- [Problem] Pick out every line of the entries below where "this" occurs, and copy those lines.

· · · · ·

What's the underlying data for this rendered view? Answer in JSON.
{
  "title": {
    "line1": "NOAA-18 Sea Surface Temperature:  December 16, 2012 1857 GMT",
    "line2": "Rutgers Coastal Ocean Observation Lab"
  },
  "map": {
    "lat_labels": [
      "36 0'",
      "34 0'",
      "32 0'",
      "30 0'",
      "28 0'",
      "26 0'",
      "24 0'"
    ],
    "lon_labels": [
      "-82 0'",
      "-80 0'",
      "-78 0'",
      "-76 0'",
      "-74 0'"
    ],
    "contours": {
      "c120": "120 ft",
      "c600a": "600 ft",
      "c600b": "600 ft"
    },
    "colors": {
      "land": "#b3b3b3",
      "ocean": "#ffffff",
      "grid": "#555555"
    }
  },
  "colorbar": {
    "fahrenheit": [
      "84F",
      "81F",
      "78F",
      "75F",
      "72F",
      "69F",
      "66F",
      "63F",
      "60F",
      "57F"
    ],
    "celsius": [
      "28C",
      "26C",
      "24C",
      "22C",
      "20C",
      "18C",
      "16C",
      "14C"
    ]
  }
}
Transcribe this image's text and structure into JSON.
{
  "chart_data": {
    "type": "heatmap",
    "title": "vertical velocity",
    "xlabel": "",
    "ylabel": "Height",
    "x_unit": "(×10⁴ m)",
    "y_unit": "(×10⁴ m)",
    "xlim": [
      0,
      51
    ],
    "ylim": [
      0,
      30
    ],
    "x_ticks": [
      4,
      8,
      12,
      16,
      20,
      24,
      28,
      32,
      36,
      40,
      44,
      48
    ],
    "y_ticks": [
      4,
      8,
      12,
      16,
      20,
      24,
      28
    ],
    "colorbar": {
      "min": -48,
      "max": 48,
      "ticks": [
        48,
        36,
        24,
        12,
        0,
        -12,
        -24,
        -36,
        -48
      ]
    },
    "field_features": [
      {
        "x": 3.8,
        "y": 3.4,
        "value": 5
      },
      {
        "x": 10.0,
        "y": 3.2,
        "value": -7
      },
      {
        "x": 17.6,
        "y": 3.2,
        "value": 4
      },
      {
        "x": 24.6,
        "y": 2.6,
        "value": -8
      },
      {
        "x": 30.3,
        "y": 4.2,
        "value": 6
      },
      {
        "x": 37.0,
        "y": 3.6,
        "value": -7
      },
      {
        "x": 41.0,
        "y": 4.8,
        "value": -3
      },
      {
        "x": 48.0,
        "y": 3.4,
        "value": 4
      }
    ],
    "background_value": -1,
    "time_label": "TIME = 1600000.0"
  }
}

· · · · ·

- [Task answer]
What's the underlying data for this rendered view? Answer in JSON.
Transcribe this image's text and structure into JSON.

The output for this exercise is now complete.